# PROMPT
Give the number of lines that include the string "update", nothing more.

(Stored entries)
***

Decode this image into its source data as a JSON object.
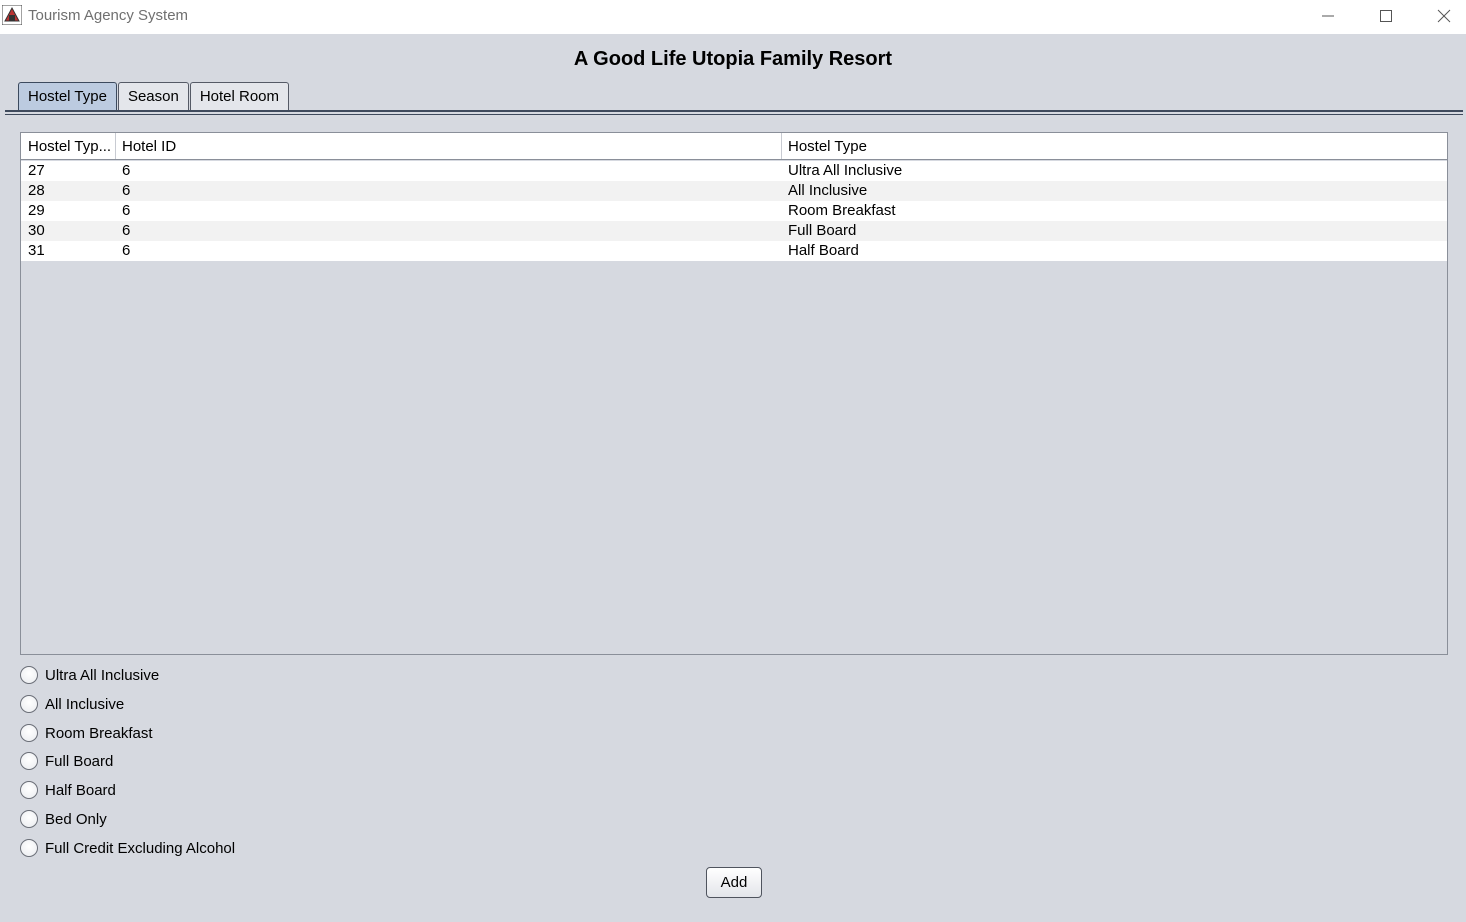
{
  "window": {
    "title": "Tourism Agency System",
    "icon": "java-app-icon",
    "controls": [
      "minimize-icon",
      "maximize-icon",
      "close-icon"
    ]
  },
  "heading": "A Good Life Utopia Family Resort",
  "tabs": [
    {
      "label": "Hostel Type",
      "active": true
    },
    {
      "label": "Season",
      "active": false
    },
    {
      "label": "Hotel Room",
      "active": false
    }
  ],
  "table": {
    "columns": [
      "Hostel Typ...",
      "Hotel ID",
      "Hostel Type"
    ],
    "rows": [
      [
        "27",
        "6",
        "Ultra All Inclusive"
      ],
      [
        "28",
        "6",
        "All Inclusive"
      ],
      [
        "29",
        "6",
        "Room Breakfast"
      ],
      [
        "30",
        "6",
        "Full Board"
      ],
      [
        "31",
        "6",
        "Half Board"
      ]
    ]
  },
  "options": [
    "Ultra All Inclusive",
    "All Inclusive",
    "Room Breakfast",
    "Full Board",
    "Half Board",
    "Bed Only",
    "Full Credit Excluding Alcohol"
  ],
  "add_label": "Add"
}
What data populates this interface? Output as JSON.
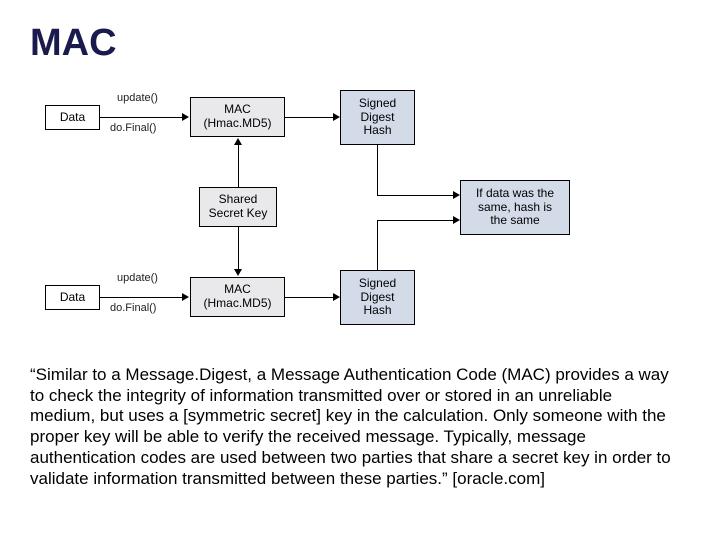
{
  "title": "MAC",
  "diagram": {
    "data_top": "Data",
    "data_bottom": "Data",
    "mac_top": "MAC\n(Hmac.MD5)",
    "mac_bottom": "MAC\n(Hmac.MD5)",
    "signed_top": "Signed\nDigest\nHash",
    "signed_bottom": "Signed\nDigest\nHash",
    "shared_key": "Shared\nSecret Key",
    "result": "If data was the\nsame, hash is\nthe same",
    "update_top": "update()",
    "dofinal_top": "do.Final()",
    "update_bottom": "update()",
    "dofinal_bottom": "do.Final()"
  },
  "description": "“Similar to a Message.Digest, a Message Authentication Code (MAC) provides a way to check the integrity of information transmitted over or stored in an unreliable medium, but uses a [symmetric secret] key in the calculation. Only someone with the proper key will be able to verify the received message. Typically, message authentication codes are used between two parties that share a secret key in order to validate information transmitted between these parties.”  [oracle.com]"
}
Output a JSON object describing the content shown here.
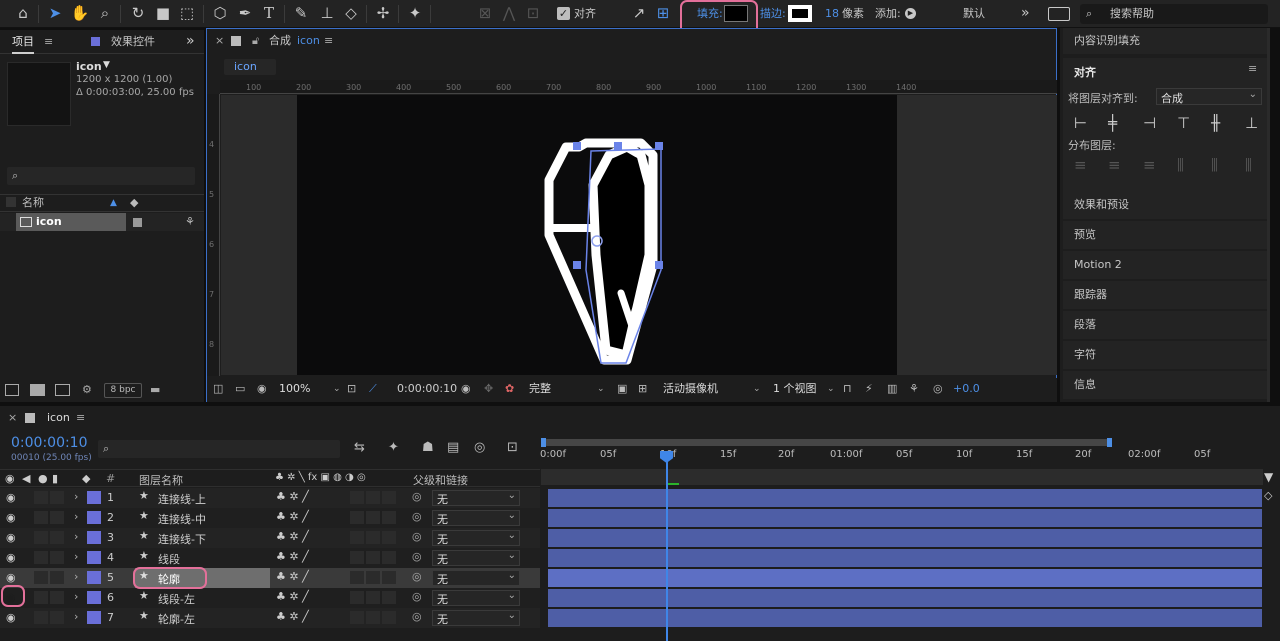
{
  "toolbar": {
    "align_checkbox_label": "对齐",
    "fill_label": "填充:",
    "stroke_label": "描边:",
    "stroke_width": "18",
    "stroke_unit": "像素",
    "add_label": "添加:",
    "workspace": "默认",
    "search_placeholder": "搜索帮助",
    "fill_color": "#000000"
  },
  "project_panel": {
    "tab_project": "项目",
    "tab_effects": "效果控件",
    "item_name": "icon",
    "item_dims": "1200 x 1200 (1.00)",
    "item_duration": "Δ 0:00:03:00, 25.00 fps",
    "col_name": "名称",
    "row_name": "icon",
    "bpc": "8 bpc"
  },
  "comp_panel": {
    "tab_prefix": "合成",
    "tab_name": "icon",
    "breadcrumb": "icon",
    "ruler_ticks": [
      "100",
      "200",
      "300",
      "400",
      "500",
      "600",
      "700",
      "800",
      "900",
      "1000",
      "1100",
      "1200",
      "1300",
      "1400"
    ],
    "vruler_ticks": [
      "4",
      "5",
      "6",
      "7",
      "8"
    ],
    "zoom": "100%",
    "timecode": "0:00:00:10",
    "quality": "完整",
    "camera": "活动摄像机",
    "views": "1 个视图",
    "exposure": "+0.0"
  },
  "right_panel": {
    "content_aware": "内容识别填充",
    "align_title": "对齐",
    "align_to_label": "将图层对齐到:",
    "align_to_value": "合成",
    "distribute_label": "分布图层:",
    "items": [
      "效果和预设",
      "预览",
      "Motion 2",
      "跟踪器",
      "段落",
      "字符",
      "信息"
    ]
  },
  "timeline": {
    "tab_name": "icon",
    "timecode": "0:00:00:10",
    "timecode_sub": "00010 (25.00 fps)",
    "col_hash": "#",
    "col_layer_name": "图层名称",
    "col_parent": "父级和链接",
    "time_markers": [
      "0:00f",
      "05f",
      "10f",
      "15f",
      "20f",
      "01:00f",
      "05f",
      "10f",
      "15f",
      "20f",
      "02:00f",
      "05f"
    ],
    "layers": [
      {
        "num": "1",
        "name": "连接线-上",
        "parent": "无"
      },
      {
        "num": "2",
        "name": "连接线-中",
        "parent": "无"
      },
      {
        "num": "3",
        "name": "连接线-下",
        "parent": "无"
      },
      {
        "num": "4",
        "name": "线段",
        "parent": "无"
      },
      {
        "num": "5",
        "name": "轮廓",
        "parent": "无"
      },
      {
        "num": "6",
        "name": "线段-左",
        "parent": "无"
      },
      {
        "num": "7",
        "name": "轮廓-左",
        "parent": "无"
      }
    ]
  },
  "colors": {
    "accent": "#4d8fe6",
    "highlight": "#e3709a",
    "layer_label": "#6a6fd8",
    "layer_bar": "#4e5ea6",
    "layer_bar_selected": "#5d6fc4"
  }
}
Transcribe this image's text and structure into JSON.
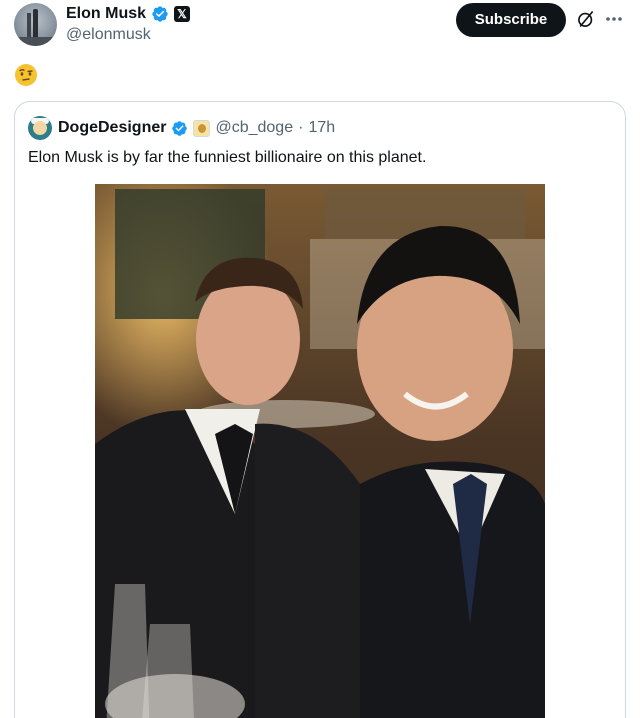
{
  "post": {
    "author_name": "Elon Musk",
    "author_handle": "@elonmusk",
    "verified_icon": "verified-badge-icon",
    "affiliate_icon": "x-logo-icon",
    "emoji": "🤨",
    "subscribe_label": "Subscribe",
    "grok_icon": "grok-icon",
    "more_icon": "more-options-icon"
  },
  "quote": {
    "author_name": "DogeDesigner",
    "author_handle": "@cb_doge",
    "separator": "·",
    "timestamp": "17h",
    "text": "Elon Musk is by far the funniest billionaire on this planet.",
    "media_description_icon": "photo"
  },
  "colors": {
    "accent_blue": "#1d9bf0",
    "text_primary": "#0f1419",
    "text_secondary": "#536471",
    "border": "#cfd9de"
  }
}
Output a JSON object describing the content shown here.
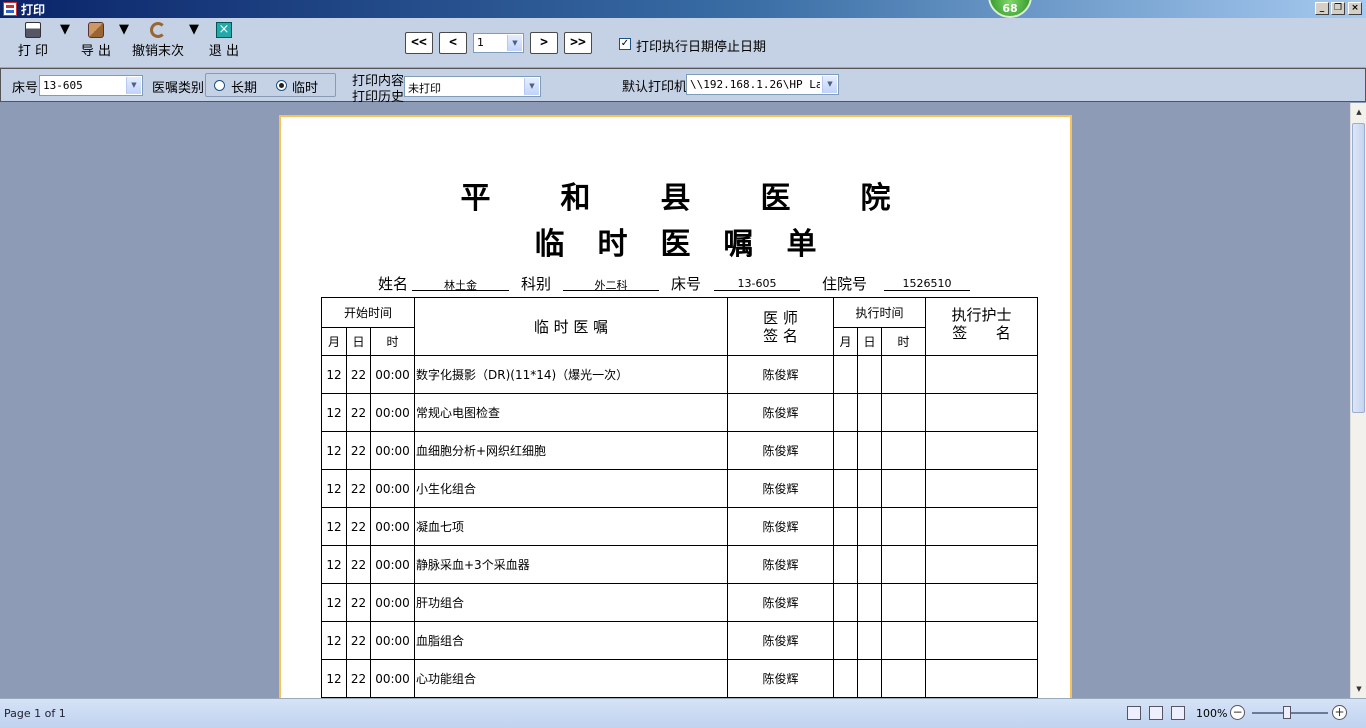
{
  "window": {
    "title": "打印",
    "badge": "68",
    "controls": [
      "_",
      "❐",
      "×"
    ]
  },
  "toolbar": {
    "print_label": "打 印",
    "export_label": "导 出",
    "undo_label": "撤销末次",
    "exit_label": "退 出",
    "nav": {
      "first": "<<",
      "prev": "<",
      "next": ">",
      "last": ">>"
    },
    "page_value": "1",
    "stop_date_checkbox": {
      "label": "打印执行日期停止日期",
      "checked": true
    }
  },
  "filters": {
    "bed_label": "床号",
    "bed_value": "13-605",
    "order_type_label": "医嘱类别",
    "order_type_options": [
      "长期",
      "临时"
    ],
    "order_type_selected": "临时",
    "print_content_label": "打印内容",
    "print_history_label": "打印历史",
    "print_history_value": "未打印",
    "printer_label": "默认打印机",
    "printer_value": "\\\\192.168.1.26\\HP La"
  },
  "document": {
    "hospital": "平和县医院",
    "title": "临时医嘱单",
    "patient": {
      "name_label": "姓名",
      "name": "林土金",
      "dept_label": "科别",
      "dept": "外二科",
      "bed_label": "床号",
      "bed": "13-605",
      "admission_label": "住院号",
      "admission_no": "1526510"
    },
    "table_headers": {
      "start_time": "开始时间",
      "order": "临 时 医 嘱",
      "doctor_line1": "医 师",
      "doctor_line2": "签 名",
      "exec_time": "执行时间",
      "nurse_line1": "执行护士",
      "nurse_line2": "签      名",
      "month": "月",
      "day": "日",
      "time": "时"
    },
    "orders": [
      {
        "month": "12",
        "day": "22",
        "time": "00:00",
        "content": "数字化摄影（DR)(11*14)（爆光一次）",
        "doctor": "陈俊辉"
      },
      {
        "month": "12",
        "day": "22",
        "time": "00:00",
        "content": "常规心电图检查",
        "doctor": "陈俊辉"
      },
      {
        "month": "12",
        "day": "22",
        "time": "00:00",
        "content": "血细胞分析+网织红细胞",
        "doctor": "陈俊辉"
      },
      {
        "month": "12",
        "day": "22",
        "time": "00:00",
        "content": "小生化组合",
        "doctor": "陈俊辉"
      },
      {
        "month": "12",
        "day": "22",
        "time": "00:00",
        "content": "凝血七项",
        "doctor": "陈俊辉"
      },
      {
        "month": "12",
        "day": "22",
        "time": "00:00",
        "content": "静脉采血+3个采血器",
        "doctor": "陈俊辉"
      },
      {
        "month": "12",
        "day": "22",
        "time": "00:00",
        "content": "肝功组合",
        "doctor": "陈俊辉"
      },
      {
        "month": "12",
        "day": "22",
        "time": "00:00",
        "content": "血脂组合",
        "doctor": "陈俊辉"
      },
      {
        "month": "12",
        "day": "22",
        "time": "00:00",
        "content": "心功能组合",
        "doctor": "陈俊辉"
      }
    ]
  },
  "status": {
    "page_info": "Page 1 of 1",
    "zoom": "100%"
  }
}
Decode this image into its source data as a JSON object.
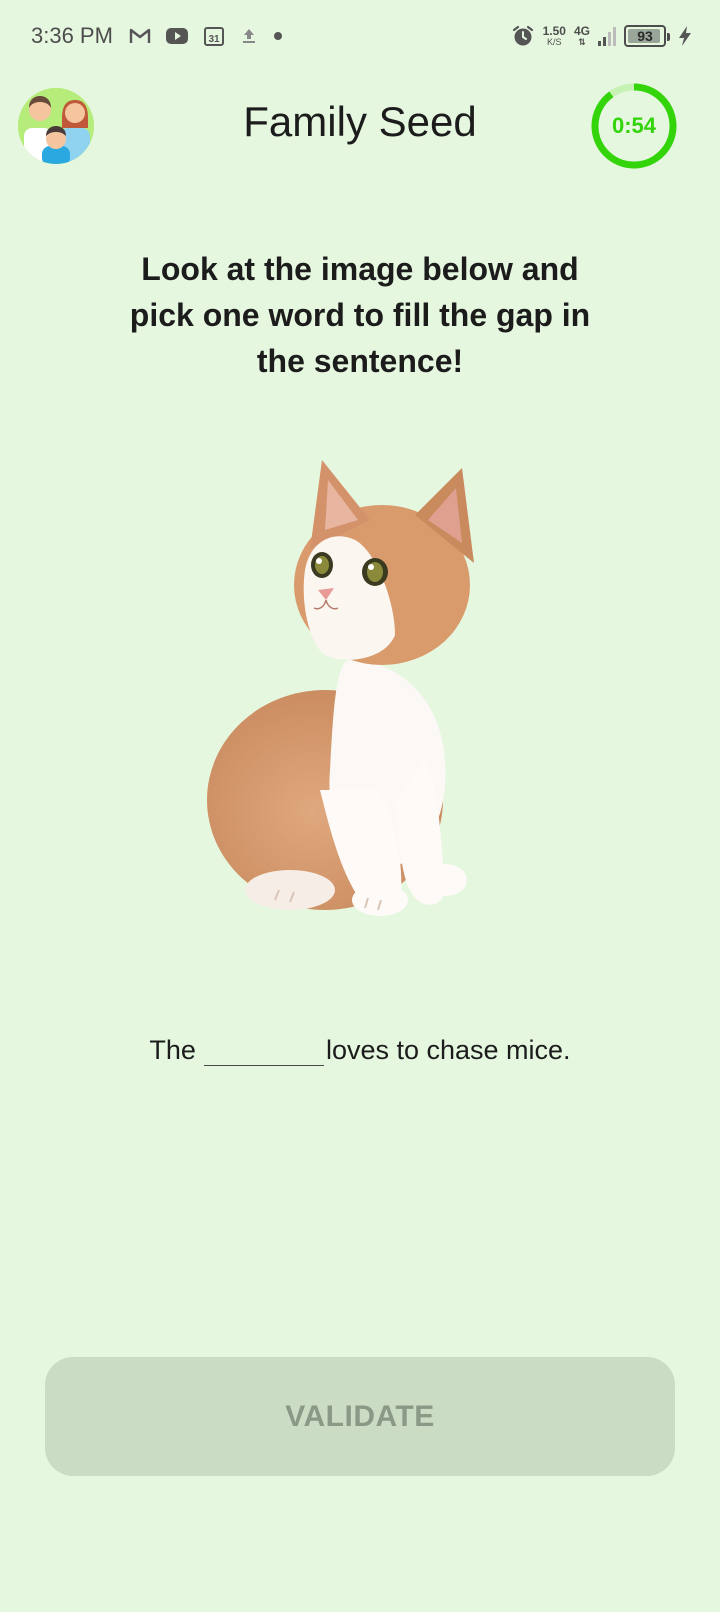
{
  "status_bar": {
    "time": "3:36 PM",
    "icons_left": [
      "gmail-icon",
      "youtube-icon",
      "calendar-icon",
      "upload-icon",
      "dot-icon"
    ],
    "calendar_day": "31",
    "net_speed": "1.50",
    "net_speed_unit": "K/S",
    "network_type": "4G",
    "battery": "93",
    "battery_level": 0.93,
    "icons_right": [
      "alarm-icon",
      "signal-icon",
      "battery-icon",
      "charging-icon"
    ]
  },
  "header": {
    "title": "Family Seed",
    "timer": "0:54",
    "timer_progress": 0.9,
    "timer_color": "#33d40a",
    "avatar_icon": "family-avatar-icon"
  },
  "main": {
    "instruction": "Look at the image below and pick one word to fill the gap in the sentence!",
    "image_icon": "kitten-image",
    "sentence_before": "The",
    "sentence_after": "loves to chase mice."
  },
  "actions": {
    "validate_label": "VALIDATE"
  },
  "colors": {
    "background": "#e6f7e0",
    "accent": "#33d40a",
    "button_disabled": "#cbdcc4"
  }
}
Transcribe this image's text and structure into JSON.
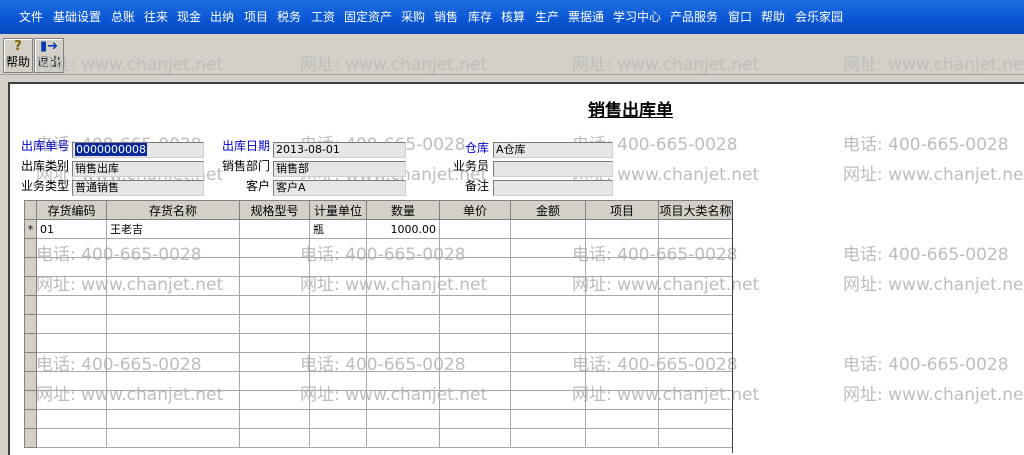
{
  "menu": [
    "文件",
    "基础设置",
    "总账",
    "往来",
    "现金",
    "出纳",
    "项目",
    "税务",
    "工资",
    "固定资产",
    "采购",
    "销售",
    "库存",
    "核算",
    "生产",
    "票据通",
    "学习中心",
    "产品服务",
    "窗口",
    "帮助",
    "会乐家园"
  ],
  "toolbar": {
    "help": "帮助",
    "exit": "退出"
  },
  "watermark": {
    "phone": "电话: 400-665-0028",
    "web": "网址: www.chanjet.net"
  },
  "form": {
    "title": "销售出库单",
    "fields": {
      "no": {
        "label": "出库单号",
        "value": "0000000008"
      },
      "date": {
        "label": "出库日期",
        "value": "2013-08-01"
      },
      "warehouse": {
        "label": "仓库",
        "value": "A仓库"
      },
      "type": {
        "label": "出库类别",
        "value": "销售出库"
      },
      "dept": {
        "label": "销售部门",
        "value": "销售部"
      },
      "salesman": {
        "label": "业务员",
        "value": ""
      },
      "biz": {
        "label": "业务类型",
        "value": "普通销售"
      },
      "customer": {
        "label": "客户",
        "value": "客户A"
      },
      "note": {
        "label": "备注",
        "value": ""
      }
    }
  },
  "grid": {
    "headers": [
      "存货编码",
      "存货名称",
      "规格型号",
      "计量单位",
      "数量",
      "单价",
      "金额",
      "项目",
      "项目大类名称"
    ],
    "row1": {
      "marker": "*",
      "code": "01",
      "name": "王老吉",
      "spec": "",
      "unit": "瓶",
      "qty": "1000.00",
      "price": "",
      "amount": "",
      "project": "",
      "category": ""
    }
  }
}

***

# COMPLETE RESPONSE
2